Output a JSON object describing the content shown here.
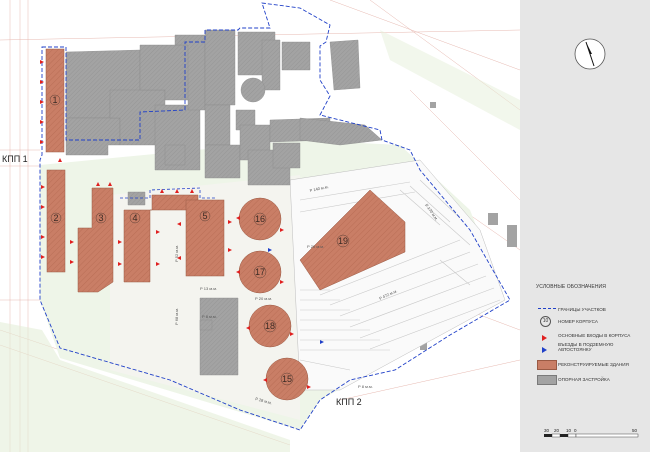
{
  "gates": {
    "kpp1": "КПП 1",
    "kpp2": "КПП 2"
  },
  "buildings": [
    {
      "id": "b1",
      "label": "1"
    },
    {
      "id": "b2",
      "label": "2"
    },
    {
      "id": "b3",
      "label": "3"
    },
    {
      "id": "b4",
      "label": "4"
    },
    {
      "id": "b5",
      "label": "5"
    },
    {
      "id": "b15",
      "label": "15"
    },
    {
      "id": "b16",
      "label": "16"
    },
    {
      "id": "b17",
      "label": "17"
    },
    {
      "id": "b18",
      "label": "18"
    },
    {
      "id": "b19",
      "label": "19"
    }
  ],
  "road_labels": {
    "r1": "Р 140 м.м.",
    "r2": "Р 170 м.м.",
    "r3": "Р 472 м.м.",
    "r4": "Р 20 м.м.",
    "r5": "Р 20 м.м.",
    "r6": "Р 13 м.м.",
    "r7": "Р 52 м.м.",
    "r8": "Р 68 м.м.",
    "r9": "Р 8 м.м.",
    "r10": "Р 28 м.м.",
    "r11": "Р 8 м.м."
  },
  "legend": {
    "title": "УСЛОВНЫЕ ОБОЗНАЧЕНИЯ",
    "items": [
      {
        "key": "boundary",
        "text": "ГРАНИЦЫ УЧАСТКОВ"
      },
      {
        "key": "number",
        "symbol": "10",
        "text": "НОМЕР КОРПУСА"
      },
      {
        "key": "entrance",
        "text": "ОСНОВНЫЕ ВХОДЫ В КОРПУСА"
      },
      {
        "key": "ramp",
        "text": "ВЪЕЗДЫ В ПОДЗЕМНУЮ АВТОСТОЯНКУ"
      },
      {
        "key": "reconstructed",
        "text": "РЕКОНСТРУИРУЕМЫЕ ЗДАНИЯ"
      },
      {
        "key": "existing",
        "text": "ОПОРНАЯ ЗАСТРОЙКА"
      }
    ]
  },
  "scale": {
    "ticks": [
      "30",
      "20",
      "10",
      "0",
      "50"
    ]
  },
  "colors": {
    "reconstructed": "#c97e66",
    "existing": "#a3a3a3",
    "boundary": "#2040c8",
    "entrance": "#e02020",
    "green": "#cfe3c0",
    "panel": "#e6e6e6"
  }
}
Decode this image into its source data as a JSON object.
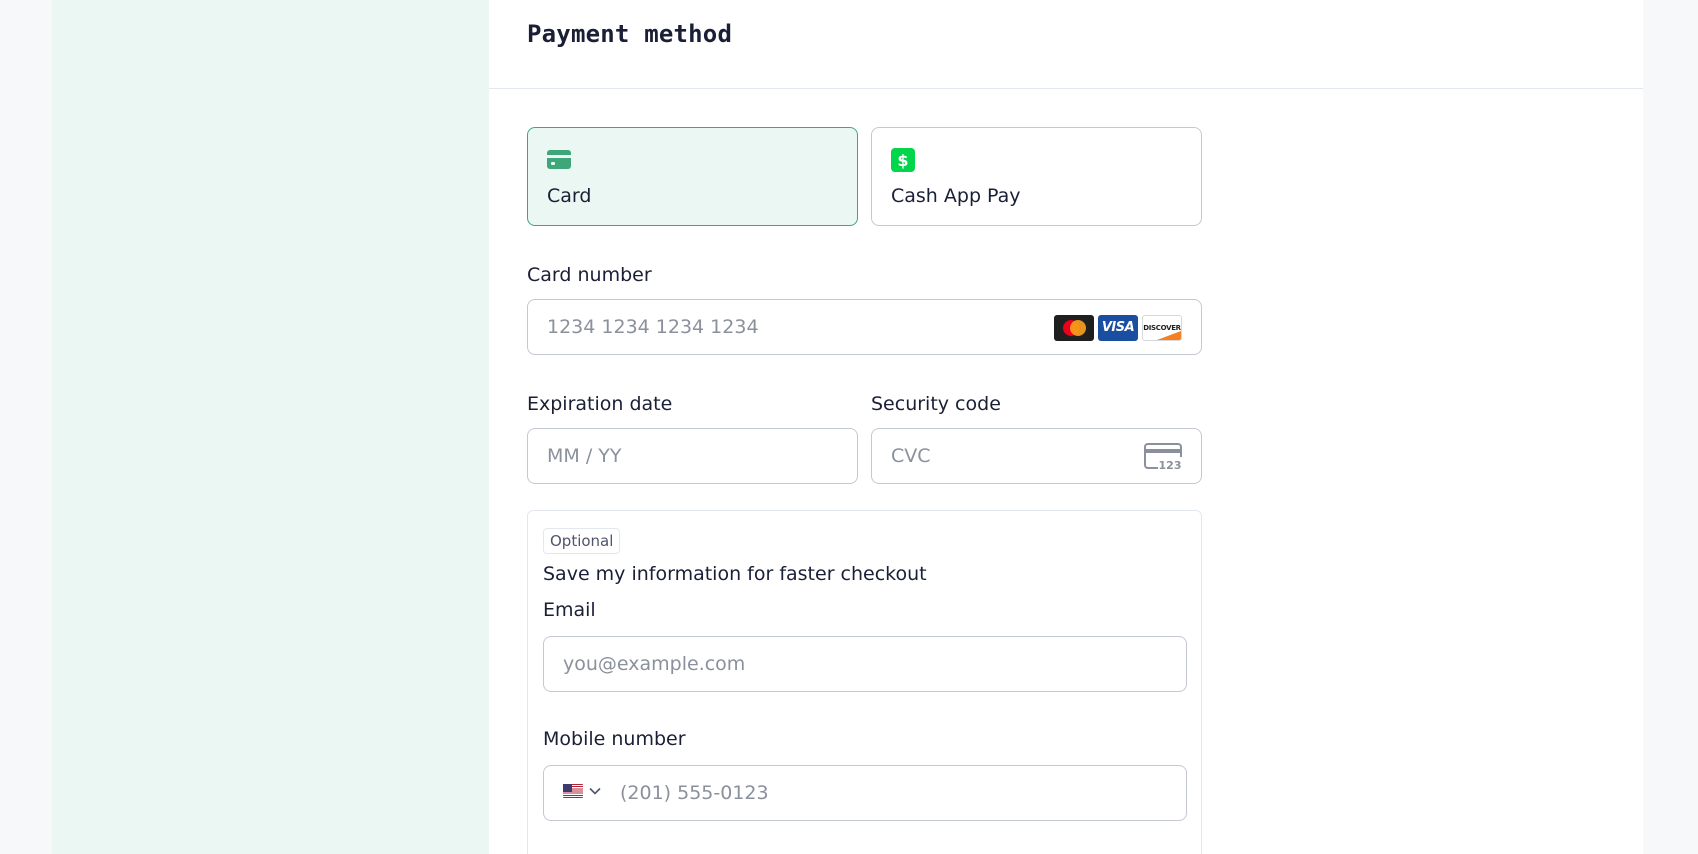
{
  "header": {
    "title": "Payment method"
  },
  "tabs": [
    {
      "label": "Card",
      "icon": "credit-card-icon",
      "active": true
    },
    {
      "label": "Cash App Pay",
      "icon": "cash-app-icon",
      "active": false
    }
  ],
  "card_number": {
    "label": "Card number",
    "placeholder": "1234 1234 1234 1234",
    "brands": [
      "mastercard-icon",
      "visa-icon",
      "discover-icon"
    ],
    "visa_text": "VISA",
    "discover_text": "DISCOVER"
  },
  "expiration": {
    "label": "Expiration date",
    "placeholder": "MM / YY"
  },
  "security": {
    "label": "Security code",
    "placeholder": "CVC",
    "icon_text": "123"
  },
  "save_info": {
    "badge": "Optional",
    "text": "Save my information for faster checkout",
    "email": {
      "label": "Email",
      "placeholder": "you@example.com"
    },
    "phone": {
      "label": "Mobile number",
      "placeholder": "(201) 555-0123",
      "country": "us-flag-icon"
    }
  },
  "colors": {
    "accent": "#3fa67a",
    "accent_bg": "#ebf7f2",
    "cash_app_green": "#00d54b"
  }
}
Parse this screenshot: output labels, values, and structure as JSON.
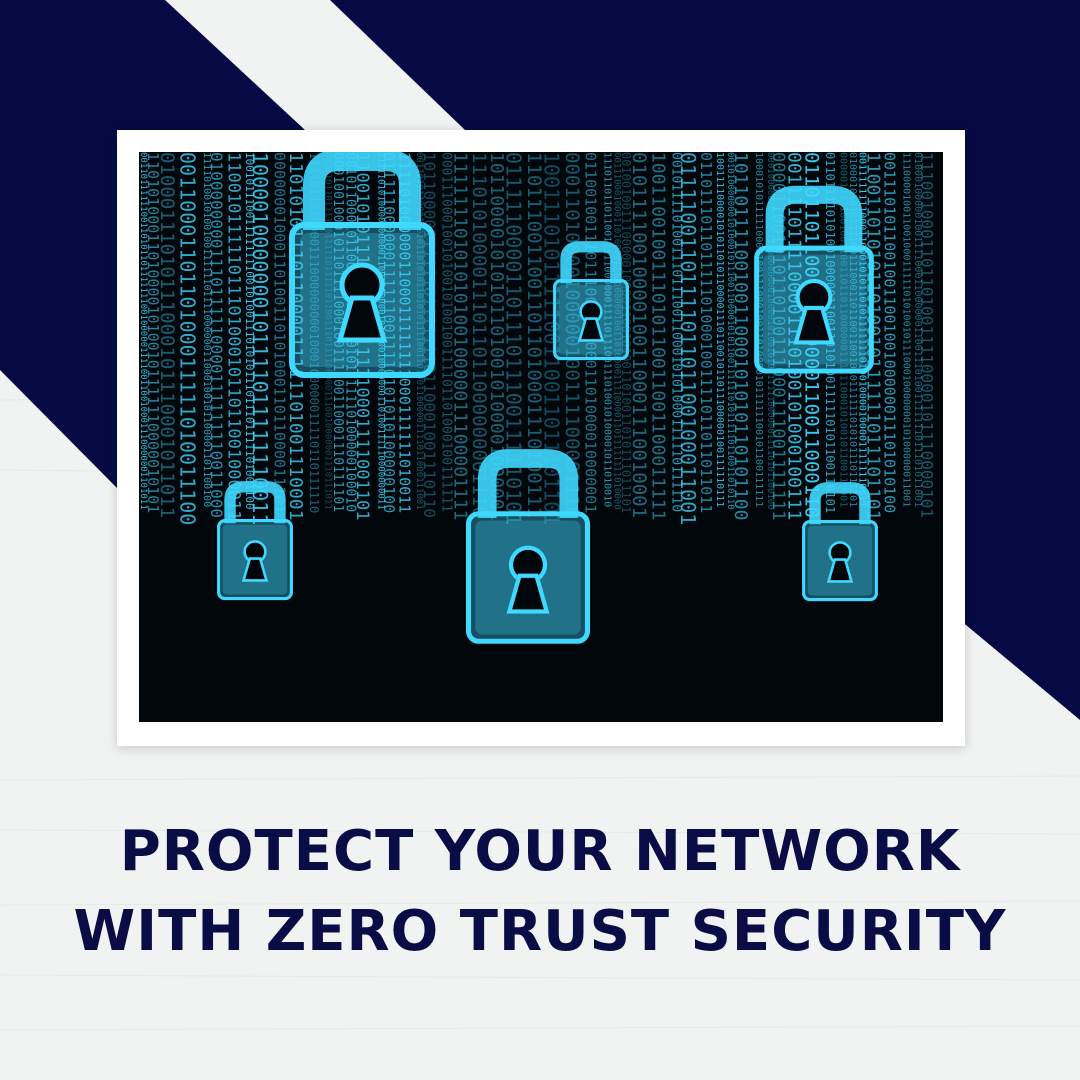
{
  "colors": {
    "navy": "#050a45",
    "background": "#f1f2f2",
    "frame": "#ffffff",
    "code_glow": "#3fd8ff",
    "headline": "#0a0d45"
  },
  "photo": {
    "subject": "binary code rain with padlock icons",
    "icons": [
      "padlock-icon",
      "padlock-icon",
      "padlock-icon",
      "padlock-icon",
      "padlock-icon",
      "padlock-icon"
    ]
  },
  "headline": {
    "line1": "PROTECT YOUR NETWORK",
    "line2": "WITH ZERO TRUST SECURITY"
  }
}
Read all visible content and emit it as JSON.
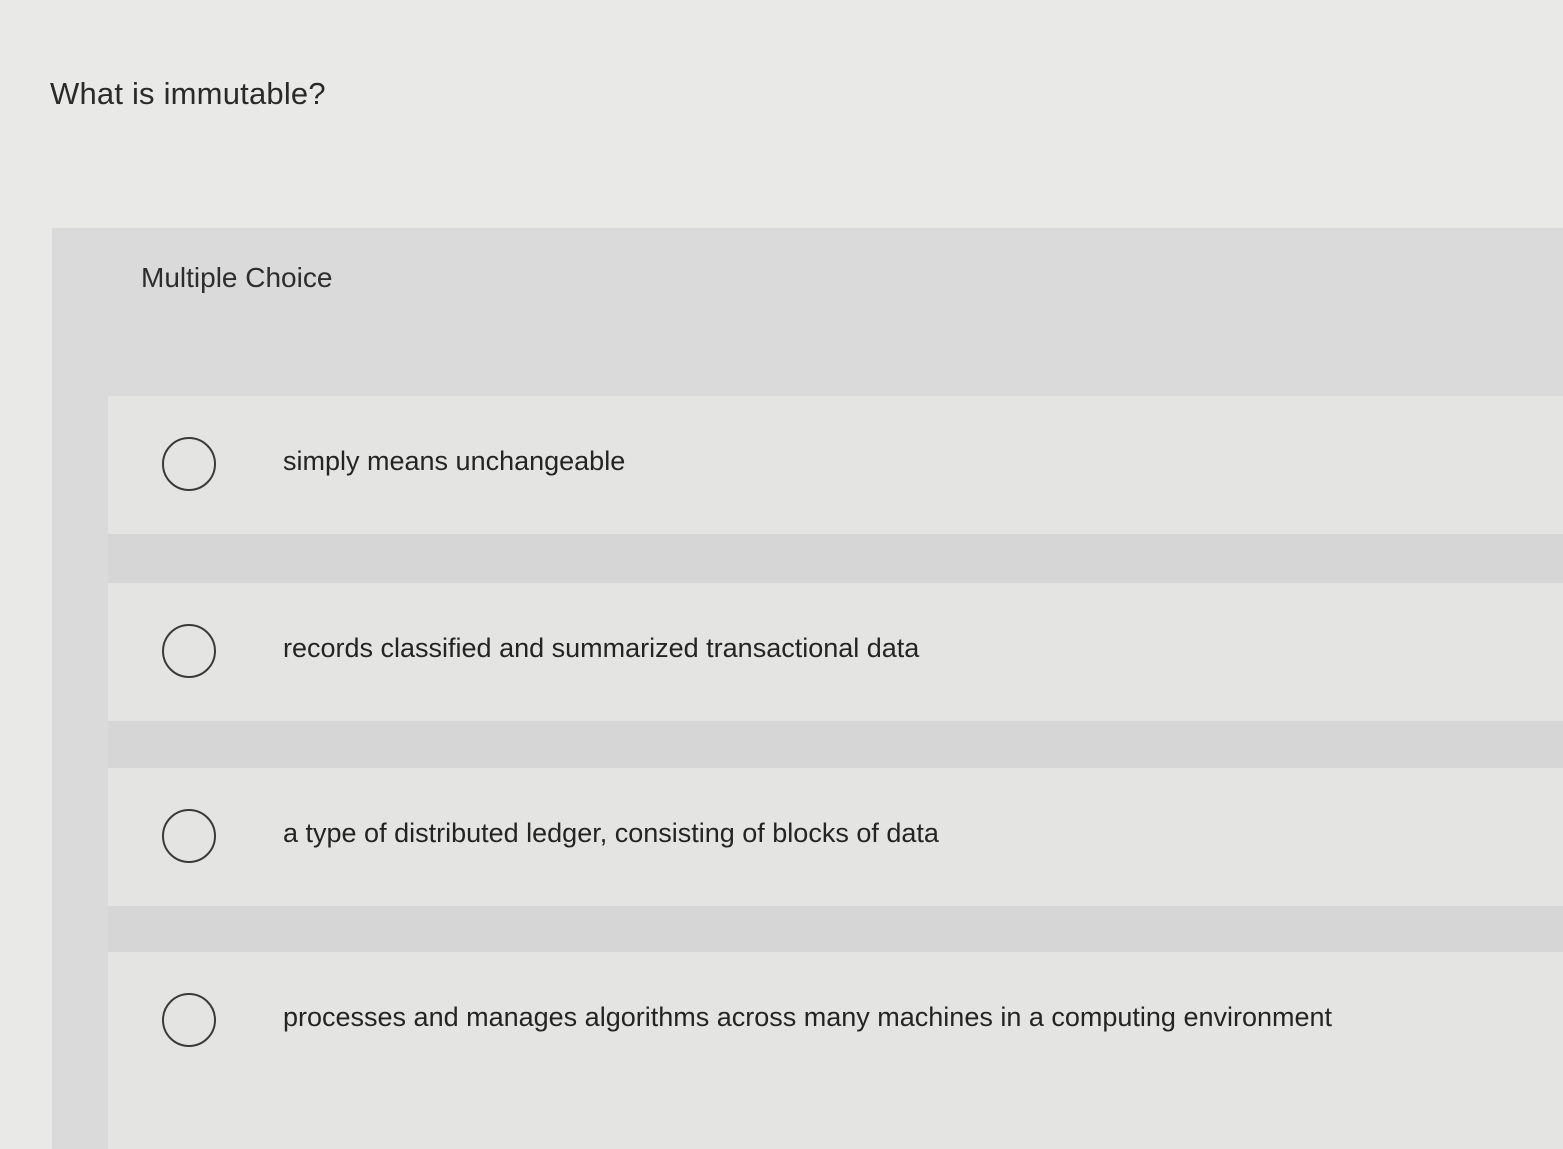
{
  "question": {
    "text": "What is immutable?"
  },
  "panel": {
    "label": "Multiple Choice"
  },
  "options": [
    {
      "label": "simply means unchangeable",
      "selected": false
    },
    {
      "label": "records classified and summarized transactional data",
      "selected": false
    },
    {
      "label": "a type of distributed ledger, consisting of blocks of data",
      "selected": false
    },
    {
      "label": "processes and manages algorithms across many machines in a computing environment",
      "selected": false
    }
  ]
}
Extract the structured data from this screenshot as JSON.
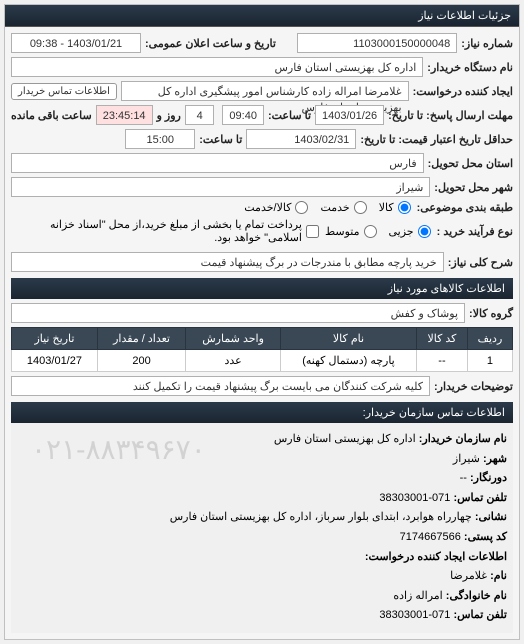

· · ·

• [Your goal]
Repeat the data exactly in full, omitting its pictures.

• [Answer to the task]
Output a JSON object describing the content shown here.
{
  "gates": {
    "kpp1": "КПП 1",
    "kpp2": "КПП 2"
  },
  "buildings": [
    {
      "id": "b1",
      "label": "1"
    },
    {
      "id": "b2",
      "label": "2"
    },
    {
      "id": "b3",
      "label": "3"
    },
    {
      "id": "b4",
      "label": "4"
    },
    {
      "id": "b5",
      "label": "5"
    },
    {
      "id": "b15",
      "label": "15"
    },
    {
      "id": "b16",
      "label": "16"
    },
    {
      "id": "b17",
      "label": "17"
    },
    {
      "id": "b18",
      "label": "18"
    },
    {
      "id": "b19",
      "label": "19"
    }
  ],
  "road_labels": {
    "r1": "Р 140 м.м.",
    "r2": "Р 170 м.м.",
    "r3": "Р 472 м.м.",
    "r4": "Р 20 м.м.",
    "r5": "Р 20 м.м.",
    "r6": "Р 13 м.м.",
    "r7": "Р 52 м.м.",
    "r8": "Р 68 м.м.",
    "r9": "Р 8 м.м.",
    "r10": "Р 28 м.м.",
    "r11": "Р 8 м.м."
  },
  "legend": {
    "title": "УСЛОВНЫЕ ОБОЗНАЧЕНИЯ",
    "items": [
      {
        "key": "boundary",
        "text": "ГРАНИЦЫ УЧАСТКОВ"
      },
      {
        "key": "number",
        "symbol": "10",
        "text": "НОМЕР КОРПУСА"
      },
      {
        "key": "entrance",
        "text": "ОСНОВНЫЕ ВХОДЫ В КОРПУСА"
      },
      {
        "key": "ramp",
        "text": "ВЪЕЗДЫ В ПОДЗЕМНУЮ АВТОСТОЯНКУ"
      },
      {
        "key": "reconstructed",
        "text": "РЕКОНСТРУИРУЕМЫЕ ЗДАНИЯ"
      },
      {
        "key": "existing",
        "text": "ОПОРНАЯ ЗАСТРОЙКА"
      }
    ]
  },
  "scale": {
    "ticks": [
      "30",
      "20",
      "10",
      "0",
      "50"
    ]
  },
  "colors": {
    "reconstructed": "#c97e66",
    "existing": "#a3a3a3",
    "boundary": "#2040c8",
    "entrance": "#e02020",
    "green": "#cfe3c0",
    "panel": "#e6e6e6"
  }
}
Decode this image into its source data as a JSON object.
{
  "header": {
    "title": "Payment method"
  },
  "tabs": [
    {
      "label": "Card",
      "icon": "credit-card-icon",
      "active": true
    },
    {
      "label": "Cash App Pay",
      "icon": "cash-app-icon",
      "active": false
    }
  ],
  "card_number": {
    "label": "Card number",
    "placeholder": "1234 1234 1234 1234",
    "brands": [
      "mastercard-icon",
      "visa-icon",
      "discover-icon"
    ],
    "visa_text": "VISA",
    "discover_text": "DISCOVER"
  },
  "expiration": {
    "label": "Expiration date",
    "placeholder": "MM / YY"
  },
  "security": {
    "label": "Security code",
    "placeholder": "CVC",
    "icon_text": "123"
  },
  "save_info": {
    "badge": "Optional",
    "text": "Save my information for faster checkout",
    "email": {
      "label": "Email",
      "placeholder": "you@example.com"
    },
    "phone": {
      "label": "Mobile number",
      "placeholder": "(201) 555-0123",
      "country": "us-flag-icon"
    }
  },
  "colors": {
    "accent": "#3fa67a",
    "accent_bg": "#ebf7f2",
    "cash_app_green": "#00d54b"
  }
}
Parse this screenshot: output labels, values, and structure as JSON.
{
  "colors": {
    "navy": "#050a45",
    "background": "#f1f2f2",
    "frame": "#ffffff",
    "code_glow": "#3fd8ff",
    "headline": "#0a0d45"
  },
  "photo": {
    "subject": "binary code rain with padlock icons",
    "icons": [
      "padlock-icon",
      "padlock-icon",
      "padlock-icon",
      "padlock-icon",
      "padlock-icon",
      "padlock-icon"
    ]
  },
  "headline": {
    "line1": "PROTECT YOUR NETWORK",
    "line2": "WITH ZERO TRUST SECURITY"
  }
}
Read all visible content and emit it as JSON.
{
  "question": {
    "text": "What is immutable?"
  },
  "panel": {
    "label": "Multiple Choice"
  },
  "options": [
    {
      "label": "simply means unchangeable",
      "selected": false
    },
    {
      "label": "records classified and summarized transactional data",
      "selected": false
    },
    {
      "label": "a type of distributed ledger, consisting of blocks of data",
      "selected": false
    },
    {
      "label": "processes and manages algorithms across many machines in a computing environment",
      "selected": false
    }
  ]
}
Extract the structured data from this screenshot as JSON.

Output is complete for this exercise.